Every line of the material below must be repeated exactly.
==== Working data
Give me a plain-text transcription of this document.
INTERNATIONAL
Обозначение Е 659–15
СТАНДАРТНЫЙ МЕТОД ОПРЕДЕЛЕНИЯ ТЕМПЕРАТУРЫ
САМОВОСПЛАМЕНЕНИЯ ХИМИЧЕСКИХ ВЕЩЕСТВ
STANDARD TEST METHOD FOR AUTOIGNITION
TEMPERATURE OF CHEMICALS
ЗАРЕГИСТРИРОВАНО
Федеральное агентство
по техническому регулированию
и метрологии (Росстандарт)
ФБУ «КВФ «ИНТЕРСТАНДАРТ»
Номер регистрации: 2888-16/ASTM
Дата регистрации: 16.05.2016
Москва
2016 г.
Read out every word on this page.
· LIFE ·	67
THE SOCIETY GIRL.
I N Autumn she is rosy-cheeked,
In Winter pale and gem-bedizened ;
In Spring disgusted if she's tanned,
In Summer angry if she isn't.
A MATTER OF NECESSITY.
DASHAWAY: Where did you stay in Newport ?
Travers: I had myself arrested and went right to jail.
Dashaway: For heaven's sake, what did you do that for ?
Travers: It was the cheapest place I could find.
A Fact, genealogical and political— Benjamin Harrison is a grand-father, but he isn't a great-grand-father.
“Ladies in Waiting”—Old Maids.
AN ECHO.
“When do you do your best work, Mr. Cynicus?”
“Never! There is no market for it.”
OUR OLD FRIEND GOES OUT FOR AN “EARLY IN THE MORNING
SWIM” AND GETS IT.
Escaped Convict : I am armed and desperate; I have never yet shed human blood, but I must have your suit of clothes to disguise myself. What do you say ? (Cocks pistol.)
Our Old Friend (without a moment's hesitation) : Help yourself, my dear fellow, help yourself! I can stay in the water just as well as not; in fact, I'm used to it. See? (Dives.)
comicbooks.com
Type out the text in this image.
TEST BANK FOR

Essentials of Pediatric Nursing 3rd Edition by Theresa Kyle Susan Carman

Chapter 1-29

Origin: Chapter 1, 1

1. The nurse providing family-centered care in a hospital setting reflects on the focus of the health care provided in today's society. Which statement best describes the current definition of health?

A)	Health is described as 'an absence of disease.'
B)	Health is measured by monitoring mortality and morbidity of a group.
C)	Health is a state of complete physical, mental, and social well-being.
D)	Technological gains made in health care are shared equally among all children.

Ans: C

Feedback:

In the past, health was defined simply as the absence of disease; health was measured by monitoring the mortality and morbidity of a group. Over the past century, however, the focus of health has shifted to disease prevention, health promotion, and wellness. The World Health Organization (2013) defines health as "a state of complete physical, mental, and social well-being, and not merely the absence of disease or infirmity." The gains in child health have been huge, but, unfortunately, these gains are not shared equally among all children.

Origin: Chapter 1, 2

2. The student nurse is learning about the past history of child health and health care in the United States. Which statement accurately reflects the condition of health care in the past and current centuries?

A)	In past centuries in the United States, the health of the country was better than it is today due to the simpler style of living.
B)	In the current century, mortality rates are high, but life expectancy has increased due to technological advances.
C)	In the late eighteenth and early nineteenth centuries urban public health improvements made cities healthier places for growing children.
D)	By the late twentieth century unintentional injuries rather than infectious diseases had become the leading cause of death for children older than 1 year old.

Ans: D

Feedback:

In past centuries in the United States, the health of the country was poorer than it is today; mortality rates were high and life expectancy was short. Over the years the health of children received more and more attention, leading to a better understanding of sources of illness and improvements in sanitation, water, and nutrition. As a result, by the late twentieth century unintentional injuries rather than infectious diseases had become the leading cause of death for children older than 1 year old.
========
- _Written response_
Give me a plain-text transcription of this document.
INTERNATIONAL
Обозначение Е 659–15
СТАНДАРТНЫЙ МЕТОД ОПРЕДЕЛЕНИЯ ТЕМПЕРАТУРЫ
САМОВОСПЛАМЕНЕНИЯ ХИМИЧЕСКИХ ВЕЩЕСТВ
STANDARD TEST METHOD FOR AUTOIGNITION
TEMPERATURE OF CHEMICALS
ЗАРЕГИСТРИРОВАНО
Федеральное агентство
по техническому регулированию
и метрологии (Росстандарт)
ФБУ «КВФ «ИНТЕРСТАНДАРТ»
Номер регистрации: 2888-16/ASTM
Дата регистрации: 16.05.2016
Москва
2016 г.
Read out every word on this page.
· LIFE ·	67
THE SOCIETY GIRL.
I N Autumn she is rosy-cheeked,
In Winter pale and gem-bedizened ;
In Spring disgusted if she's tanned,
In Summer angry if she isn't.
A MATTER OF NECESSITY.
DASHAWAY: Where did you stay in Newport ?
Travers: I had myself arrested and went right to jail.
Dashaway: For heaven's sake, what did you do that for ?
Travers: It was the cheapest place I could find.
A Fact, genealogical and political— Benjamin Harrison is a grand-father, but he isn't a great-grand-father.
“Ladies in Waiting”—Old Maids.
AN ECHO.
“When do you do your best work, Mr. Cynicus?”
“Never! There is no market for it.”
OUR OLD FRIEND GOES OUT FOR AN “EARLY IN THE MORNING
SWIM” AND GETS IT.
Escaped Convict : I am armed and desperate; I have never yet shed human blood, but I must have your suit of clothes to disguise myself. What do you say ? (Cocks pistol.)
Our Old Friend (without a moment's hesitation) : Help yourself, my dear fellow, help yourself! I can stay in the water just as well as not; in fact, I'm used to it. See? (Dives.)
comicbooks.com
Type out the text in this image.
TEST BANK FOR

Essentials of Pediatric Nursing 3rd Edition by Theresa Kyle Susan Carman

Chapter 1-29

Origin: Chapter 1, 1

1. The nurse providing family-centered care in a hospital setting reflects on the focus of the health care provided in today's society. Which statement best describes the current definition of health?

A)	Health is described as 'an absence of disease.'
B)	Health is measured by monitoring mortality and morbidity of a group.
C)	Health is a state of complete physical, mental, and social well-being.
D)	Technological gains made in health care are shared equally among all children.

Ans: C

Feedback:

In the past, health was defined simply as the absence of disease; health was measured by monitoring the mortality and morbidity of a group. Over the past century, however, the focus of health has shifted to disease prevention, health promotion, and wellness. The World Health Organization (2013) defines health as "a state of complete physical, mental, and social well-being, and not merely the absence of disease or infirmity." The gains in child health have been huge, but, unfortunately, these gains are not shared equally among all children.

Origin: Chapter 1, 2

2. The student nurse is learning about the past history of child health and health care in the United States. Which statement accurately reflects the condition of health care in the past and current centuries?

A)	In past centuries in the United States, the health of the country was better than it is today due to the simpler style of living.
B)	In the current century, mortality rates are high, but life expectancy has increased due to technological advances.
C)	In the late eighteenth and early nineteenth centuries urban public health improvements made cities healthier places for growing children.
D)	By the late twentieth century unintentional injuries rather than infectious diseases had become the leading cause of death for children older than 1 year old.

Ans: D

Feedback:

In past centuries in the United States, the health of the country was poorer than it is today; mortality rates were high and life expectancy was short. Over the years the health of children received more and more attention, leading to a better understanding of sources of illness and improvements in sanitation, water, and nutrition. As a result, by the late twentieth century unintentional injuries rather than infectious diseases had become the leading cause of death for children older than 1 year old.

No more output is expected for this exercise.